◆ Request:
Give the count of lines in the data that include "name", with no other words.

________________________

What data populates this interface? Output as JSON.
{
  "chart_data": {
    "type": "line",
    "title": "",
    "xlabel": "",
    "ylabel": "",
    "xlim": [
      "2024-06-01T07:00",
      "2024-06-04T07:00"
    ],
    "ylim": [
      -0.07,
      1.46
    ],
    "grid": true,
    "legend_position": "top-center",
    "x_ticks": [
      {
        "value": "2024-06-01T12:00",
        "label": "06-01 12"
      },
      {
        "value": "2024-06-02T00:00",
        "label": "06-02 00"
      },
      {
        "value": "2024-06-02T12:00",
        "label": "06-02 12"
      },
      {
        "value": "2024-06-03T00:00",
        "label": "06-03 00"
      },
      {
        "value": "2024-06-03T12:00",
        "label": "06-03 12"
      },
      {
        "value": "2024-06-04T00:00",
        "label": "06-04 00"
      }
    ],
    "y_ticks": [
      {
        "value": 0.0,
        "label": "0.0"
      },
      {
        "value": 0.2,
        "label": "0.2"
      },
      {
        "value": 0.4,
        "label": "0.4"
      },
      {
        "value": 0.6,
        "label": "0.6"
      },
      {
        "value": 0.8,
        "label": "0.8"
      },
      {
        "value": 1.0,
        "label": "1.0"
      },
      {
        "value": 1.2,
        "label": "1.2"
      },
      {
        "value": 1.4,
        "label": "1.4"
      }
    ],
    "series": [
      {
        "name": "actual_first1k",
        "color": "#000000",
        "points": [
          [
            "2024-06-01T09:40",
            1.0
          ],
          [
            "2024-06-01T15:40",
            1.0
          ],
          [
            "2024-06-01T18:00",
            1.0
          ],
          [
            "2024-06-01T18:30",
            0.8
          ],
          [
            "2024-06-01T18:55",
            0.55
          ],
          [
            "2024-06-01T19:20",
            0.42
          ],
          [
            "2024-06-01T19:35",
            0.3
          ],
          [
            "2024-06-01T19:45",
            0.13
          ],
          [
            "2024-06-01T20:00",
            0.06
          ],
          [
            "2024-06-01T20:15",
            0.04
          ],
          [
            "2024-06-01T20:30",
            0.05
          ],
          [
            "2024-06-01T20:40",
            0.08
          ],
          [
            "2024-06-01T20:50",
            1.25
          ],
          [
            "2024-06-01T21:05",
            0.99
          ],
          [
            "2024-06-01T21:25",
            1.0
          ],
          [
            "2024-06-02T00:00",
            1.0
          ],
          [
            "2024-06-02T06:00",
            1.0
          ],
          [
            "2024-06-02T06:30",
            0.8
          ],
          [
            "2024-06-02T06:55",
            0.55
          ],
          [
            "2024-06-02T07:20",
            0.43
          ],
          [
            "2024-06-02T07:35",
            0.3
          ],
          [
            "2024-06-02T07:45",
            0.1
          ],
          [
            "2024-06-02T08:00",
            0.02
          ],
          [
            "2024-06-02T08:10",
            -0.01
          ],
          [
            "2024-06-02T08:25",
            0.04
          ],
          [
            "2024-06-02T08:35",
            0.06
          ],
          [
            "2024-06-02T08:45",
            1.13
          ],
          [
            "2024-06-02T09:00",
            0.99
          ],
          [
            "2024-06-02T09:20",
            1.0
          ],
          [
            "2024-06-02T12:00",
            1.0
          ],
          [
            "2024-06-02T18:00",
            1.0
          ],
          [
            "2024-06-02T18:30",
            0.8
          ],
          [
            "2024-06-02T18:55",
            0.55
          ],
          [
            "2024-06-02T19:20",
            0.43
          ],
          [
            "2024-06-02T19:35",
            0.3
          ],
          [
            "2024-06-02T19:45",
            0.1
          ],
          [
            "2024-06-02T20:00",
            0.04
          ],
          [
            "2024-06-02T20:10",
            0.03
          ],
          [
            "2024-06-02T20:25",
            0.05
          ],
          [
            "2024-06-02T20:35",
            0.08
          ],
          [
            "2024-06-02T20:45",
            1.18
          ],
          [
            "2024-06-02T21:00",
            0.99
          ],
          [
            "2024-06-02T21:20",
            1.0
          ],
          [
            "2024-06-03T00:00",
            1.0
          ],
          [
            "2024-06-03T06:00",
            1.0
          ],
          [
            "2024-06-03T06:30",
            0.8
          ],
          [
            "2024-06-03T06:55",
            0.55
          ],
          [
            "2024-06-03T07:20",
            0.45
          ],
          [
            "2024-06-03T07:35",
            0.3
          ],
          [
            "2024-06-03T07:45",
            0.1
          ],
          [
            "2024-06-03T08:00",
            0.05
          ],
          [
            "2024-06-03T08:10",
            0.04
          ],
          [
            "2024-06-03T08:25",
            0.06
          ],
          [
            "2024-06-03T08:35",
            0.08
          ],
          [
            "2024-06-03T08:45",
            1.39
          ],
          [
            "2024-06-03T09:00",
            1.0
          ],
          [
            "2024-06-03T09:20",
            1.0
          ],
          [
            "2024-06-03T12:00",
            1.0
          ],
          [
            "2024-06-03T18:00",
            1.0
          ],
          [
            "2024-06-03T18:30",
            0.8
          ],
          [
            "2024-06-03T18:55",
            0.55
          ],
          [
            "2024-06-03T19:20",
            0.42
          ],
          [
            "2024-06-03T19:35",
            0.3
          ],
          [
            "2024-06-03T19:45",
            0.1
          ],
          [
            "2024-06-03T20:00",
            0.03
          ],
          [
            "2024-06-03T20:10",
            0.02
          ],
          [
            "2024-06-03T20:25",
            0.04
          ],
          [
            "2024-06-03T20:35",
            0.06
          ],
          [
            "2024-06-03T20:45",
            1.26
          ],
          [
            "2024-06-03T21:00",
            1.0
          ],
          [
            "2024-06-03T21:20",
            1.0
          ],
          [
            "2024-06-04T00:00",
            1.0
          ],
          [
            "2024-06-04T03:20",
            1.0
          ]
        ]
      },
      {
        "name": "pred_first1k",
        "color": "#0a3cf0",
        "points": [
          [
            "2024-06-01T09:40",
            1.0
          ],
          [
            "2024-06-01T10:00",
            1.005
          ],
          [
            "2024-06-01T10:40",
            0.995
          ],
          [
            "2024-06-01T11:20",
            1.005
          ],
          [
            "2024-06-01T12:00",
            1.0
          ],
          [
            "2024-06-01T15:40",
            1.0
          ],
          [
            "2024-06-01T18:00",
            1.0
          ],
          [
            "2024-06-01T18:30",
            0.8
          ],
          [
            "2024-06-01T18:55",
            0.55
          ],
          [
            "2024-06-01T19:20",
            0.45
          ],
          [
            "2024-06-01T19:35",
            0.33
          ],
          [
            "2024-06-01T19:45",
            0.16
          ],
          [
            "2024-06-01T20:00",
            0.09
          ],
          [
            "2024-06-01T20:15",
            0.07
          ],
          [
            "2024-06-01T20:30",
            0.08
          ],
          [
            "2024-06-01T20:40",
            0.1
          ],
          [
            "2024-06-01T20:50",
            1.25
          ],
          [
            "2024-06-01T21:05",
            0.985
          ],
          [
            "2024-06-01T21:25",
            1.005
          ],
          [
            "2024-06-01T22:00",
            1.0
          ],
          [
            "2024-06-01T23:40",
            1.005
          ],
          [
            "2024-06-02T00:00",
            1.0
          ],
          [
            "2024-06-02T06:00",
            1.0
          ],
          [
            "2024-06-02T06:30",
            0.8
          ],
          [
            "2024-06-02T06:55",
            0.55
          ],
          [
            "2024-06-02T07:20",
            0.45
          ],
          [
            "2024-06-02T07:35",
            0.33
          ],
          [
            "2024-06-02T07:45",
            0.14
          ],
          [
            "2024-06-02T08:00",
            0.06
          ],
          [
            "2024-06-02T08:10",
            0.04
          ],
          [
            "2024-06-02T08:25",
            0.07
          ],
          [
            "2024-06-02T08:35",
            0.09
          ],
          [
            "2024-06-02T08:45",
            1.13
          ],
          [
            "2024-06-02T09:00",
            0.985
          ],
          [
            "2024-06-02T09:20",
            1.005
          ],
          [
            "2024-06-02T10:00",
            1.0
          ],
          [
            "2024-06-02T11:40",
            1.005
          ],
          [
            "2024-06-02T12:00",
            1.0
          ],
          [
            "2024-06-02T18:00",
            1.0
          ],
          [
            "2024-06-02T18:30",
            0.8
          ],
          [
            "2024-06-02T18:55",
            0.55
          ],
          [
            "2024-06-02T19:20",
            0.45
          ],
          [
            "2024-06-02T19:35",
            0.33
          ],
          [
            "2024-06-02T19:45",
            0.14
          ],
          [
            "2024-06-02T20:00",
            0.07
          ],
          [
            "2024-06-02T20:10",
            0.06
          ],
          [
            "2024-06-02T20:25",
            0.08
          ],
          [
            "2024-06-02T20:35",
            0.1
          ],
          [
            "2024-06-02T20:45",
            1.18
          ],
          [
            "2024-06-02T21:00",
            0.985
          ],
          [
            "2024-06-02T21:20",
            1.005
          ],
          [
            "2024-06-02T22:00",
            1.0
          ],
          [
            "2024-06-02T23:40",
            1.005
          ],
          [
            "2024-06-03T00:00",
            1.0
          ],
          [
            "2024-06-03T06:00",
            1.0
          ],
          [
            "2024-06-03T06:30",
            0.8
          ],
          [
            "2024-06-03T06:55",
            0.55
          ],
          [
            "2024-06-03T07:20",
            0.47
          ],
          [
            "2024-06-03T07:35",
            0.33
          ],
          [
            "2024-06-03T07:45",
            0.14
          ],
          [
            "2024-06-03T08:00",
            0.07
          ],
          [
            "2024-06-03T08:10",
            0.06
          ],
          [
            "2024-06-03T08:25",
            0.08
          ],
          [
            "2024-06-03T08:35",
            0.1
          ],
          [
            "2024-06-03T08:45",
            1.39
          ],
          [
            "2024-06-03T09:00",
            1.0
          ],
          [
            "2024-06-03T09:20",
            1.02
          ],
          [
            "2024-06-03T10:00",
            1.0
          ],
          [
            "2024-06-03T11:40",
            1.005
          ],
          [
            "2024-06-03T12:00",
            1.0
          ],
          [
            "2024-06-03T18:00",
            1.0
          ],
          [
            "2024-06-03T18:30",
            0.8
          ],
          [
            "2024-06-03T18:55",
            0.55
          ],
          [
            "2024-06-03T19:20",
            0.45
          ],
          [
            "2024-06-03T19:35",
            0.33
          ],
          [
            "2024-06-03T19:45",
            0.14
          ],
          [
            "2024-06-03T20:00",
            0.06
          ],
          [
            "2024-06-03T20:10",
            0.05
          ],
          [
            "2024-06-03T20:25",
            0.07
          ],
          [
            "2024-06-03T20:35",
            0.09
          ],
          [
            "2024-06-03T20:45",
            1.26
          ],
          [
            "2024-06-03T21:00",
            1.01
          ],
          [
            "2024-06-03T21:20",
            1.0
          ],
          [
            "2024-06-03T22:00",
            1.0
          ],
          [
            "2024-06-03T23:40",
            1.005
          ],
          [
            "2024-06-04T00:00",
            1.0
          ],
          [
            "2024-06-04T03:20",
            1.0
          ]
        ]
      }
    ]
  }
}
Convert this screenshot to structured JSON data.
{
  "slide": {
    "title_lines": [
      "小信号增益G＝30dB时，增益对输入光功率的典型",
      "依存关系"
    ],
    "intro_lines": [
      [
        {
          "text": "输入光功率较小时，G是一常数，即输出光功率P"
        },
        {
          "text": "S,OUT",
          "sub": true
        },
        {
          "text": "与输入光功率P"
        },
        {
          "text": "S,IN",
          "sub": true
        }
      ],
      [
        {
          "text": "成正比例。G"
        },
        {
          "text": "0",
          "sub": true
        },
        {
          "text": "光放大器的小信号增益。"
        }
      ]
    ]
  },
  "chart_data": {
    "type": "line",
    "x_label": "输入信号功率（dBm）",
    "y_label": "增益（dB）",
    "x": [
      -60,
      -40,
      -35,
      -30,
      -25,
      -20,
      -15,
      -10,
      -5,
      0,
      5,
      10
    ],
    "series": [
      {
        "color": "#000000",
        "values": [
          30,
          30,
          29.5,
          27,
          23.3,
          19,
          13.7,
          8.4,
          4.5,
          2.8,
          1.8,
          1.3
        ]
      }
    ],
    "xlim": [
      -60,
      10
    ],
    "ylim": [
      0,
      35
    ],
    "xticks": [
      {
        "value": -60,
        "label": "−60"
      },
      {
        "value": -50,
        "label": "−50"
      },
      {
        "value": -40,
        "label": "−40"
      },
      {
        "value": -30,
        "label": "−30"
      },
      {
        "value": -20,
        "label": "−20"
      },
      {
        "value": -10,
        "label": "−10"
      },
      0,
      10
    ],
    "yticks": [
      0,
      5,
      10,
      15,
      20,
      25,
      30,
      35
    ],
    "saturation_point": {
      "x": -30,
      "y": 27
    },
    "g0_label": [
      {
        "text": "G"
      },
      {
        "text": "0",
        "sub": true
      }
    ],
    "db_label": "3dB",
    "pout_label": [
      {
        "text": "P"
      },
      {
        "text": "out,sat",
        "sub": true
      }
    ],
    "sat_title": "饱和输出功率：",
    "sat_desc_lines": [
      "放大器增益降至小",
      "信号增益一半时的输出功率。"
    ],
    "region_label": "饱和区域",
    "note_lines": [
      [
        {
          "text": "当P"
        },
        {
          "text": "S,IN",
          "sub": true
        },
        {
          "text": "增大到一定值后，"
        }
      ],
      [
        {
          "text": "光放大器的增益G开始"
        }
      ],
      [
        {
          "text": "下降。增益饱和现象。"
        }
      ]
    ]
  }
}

________________________

◆ Task result:
2